== ITEMS ==
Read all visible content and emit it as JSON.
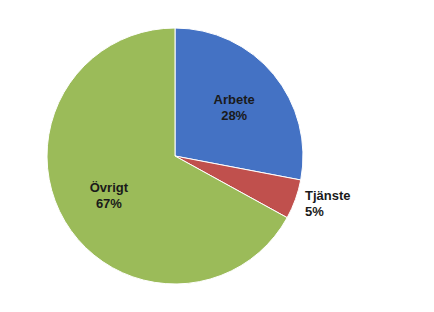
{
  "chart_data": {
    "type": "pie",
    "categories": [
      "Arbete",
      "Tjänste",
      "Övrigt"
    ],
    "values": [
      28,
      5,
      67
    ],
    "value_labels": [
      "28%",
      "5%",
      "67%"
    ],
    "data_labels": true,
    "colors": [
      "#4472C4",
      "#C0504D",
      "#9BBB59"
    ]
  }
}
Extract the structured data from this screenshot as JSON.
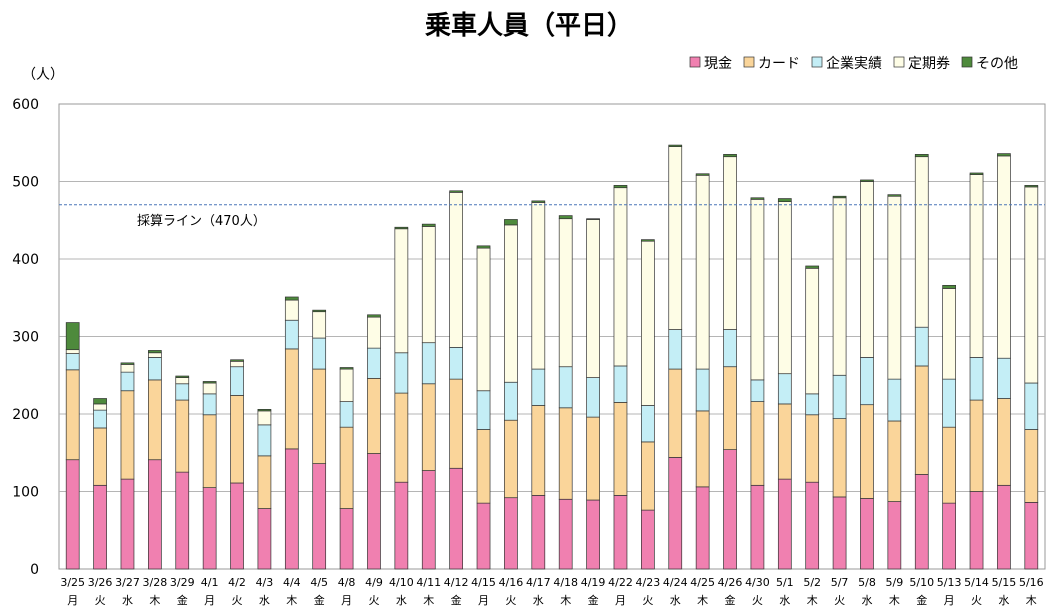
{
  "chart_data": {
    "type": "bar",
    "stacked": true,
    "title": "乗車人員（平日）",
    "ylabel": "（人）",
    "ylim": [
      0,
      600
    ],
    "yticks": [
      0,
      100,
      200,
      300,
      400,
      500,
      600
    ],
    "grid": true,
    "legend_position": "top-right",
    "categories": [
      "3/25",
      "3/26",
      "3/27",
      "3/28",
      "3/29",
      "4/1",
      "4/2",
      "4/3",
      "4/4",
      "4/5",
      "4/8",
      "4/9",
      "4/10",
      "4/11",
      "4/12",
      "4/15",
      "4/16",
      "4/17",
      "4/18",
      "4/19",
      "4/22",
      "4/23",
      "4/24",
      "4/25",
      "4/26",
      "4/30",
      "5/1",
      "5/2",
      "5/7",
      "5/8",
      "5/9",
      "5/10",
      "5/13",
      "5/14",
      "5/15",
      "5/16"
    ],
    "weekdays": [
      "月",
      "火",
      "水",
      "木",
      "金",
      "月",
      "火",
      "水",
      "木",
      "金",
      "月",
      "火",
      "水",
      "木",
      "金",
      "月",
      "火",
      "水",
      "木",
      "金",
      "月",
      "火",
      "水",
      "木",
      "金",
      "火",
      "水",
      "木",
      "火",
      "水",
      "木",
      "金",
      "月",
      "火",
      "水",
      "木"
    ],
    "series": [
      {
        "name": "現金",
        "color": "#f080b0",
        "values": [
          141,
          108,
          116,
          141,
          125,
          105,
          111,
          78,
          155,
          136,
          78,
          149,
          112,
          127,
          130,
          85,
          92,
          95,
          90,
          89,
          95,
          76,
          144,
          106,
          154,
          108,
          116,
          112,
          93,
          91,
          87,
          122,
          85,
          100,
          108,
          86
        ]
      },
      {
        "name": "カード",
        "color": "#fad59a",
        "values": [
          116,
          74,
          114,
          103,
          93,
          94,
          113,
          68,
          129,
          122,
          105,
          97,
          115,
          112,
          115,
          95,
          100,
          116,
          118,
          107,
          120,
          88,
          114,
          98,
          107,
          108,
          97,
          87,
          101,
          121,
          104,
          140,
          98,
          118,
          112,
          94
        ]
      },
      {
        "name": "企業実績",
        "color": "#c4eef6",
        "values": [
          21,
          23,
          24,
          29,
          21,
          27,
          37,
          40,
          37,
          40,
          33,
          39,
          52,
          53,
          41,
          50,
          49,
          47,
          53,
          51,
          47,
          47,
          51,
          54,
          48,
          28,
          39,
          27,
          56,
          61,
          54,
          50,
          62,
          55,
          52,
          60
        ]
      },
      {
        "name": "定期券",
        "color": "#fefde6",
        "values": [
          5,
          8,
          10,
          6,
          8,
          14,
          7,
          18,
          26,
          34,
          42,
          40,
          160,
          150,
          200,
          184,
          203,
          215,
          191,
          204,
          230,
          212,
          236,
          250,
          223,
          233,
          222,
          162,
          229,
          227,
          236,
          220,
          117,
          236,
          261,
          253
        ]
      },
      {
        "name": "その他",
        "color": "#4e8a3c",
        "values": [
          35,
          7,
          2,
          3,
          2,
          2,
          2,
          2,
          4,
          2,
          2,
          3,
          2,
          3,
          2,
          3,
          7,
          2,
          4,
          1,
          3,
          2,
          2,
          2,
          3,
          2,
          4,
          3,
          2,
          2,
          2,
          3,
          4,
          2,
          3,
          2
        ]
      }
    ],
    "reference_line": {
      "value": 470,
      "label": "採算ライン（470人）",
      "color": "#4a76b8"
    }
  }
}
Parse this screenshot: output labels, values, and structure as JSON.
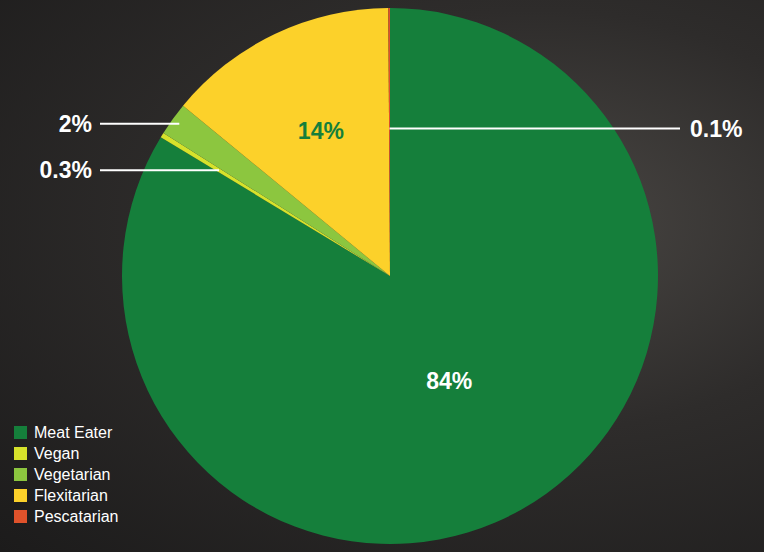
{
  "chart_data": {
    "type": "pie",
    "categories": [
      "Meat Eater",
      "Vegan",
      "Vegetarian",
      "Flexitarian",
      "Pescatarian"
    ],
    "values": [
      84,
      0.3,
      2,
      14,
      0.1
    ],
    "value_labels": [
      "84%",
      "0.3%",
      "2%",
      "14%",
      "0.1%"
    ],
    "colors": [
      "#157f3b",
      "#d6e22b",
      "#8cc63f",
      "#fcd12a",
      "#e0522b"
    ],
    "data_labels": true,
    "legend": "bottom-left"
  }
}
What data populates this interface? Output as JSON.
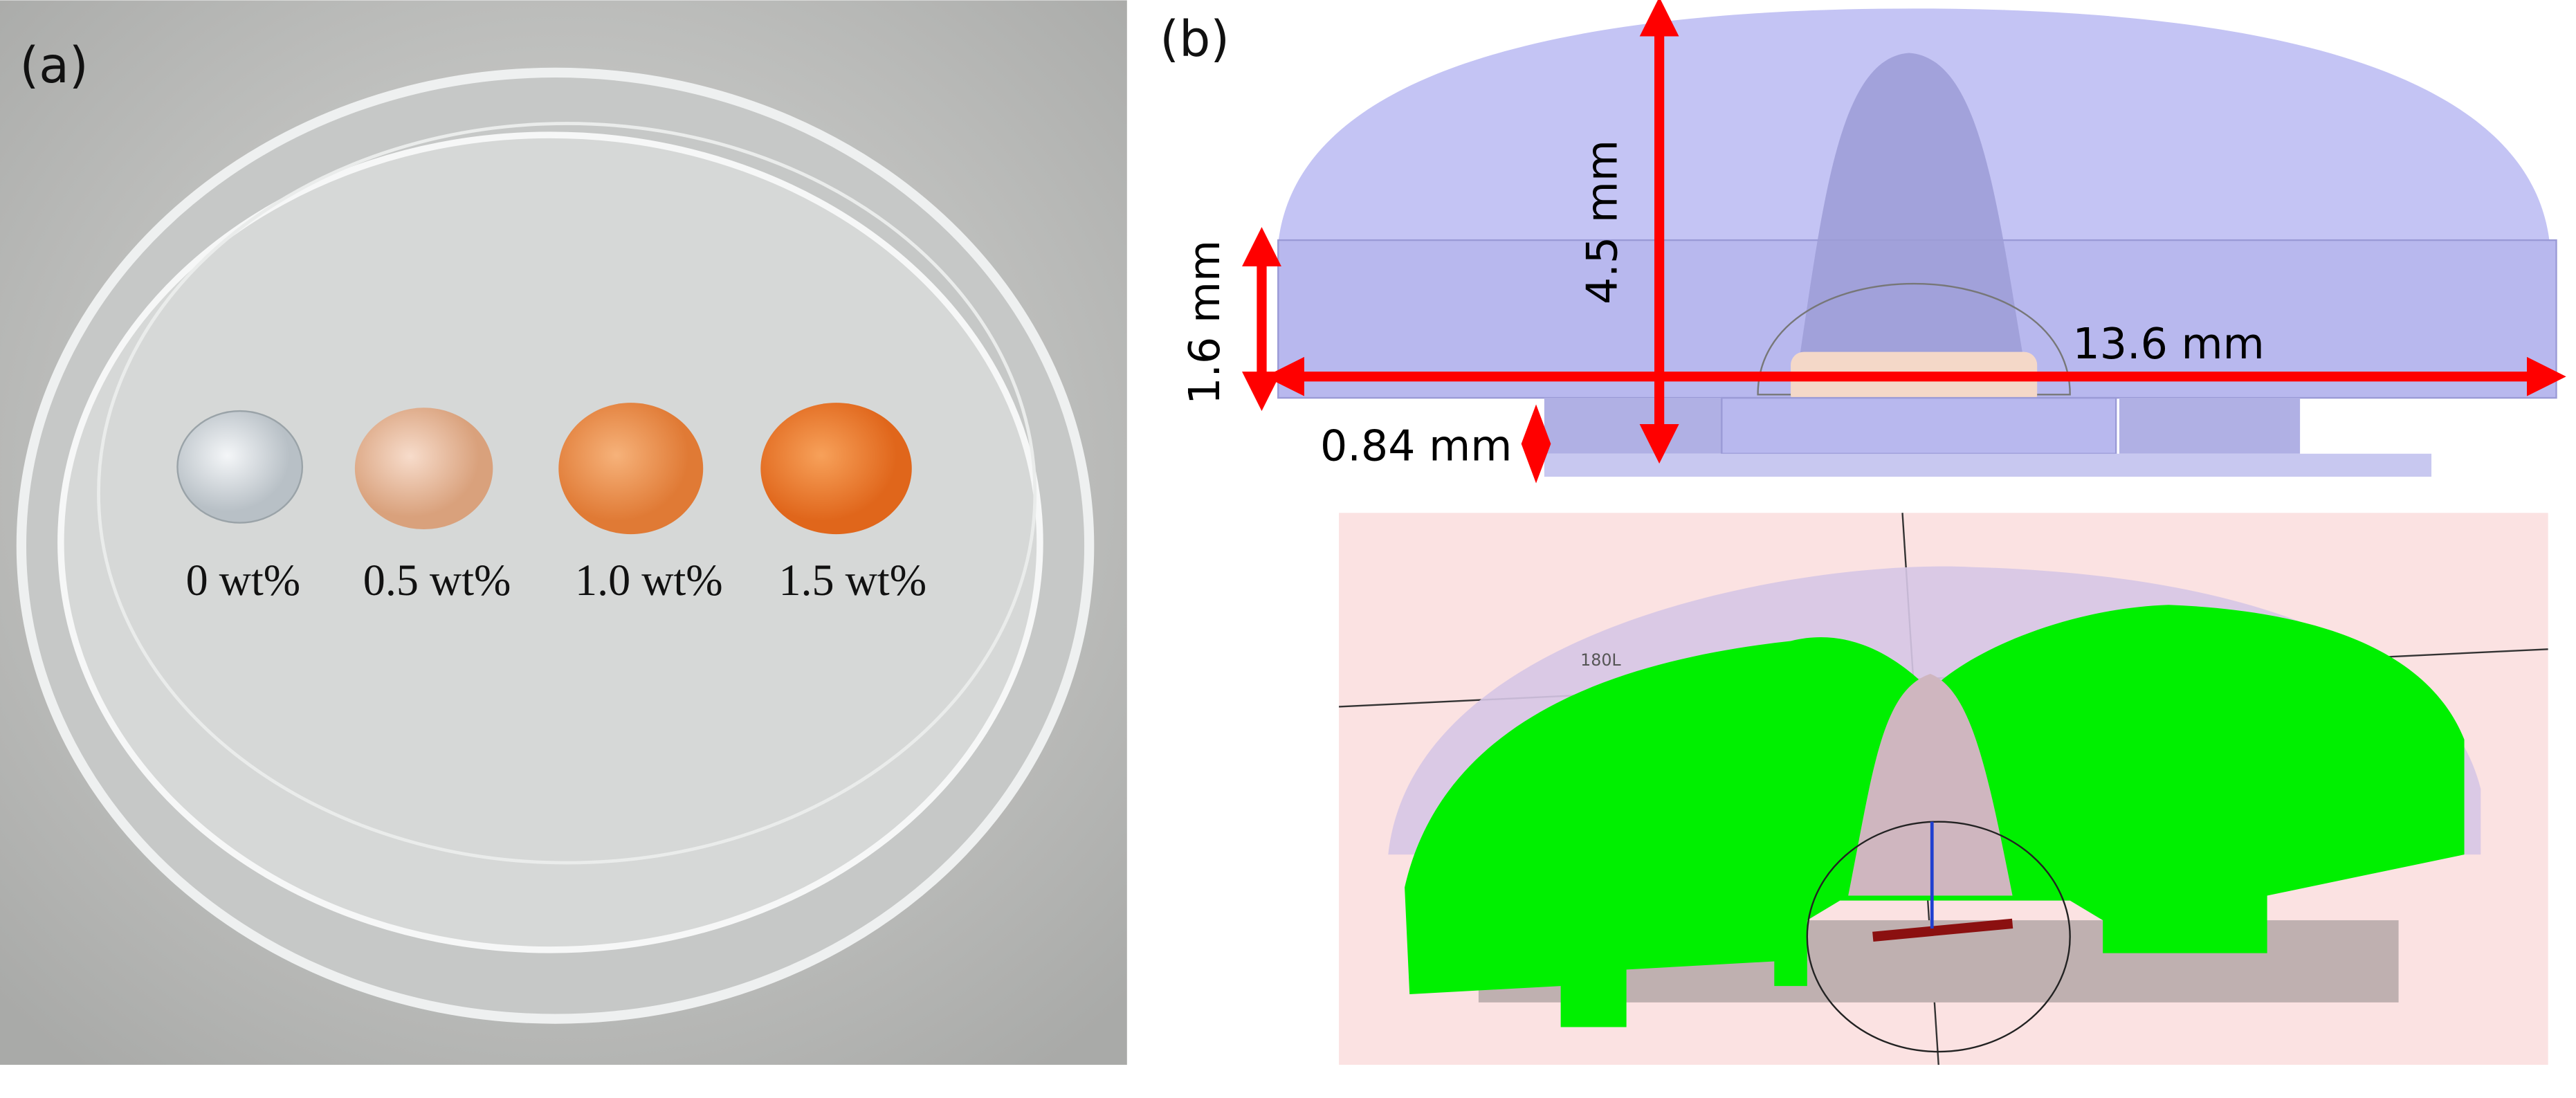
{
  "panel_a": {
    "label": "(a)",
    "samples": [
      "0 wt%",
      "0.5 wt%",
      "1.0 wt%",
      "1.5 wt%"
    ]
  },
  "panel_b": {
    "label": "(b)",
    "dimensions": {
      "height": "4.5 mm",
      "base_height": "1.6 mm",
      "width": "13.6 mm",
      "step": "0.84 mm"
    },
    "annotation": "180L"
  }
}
===
WORK TO DO: Gather up every line from the listing above in which the word "this" occurs.

RESPONSE TO THE EXERCISE:
Extract the structured data from this screenshot as JSON.
Parse this screenshot: output labels, values, and structure as JSON.
What data populates this interface? Output as JSON.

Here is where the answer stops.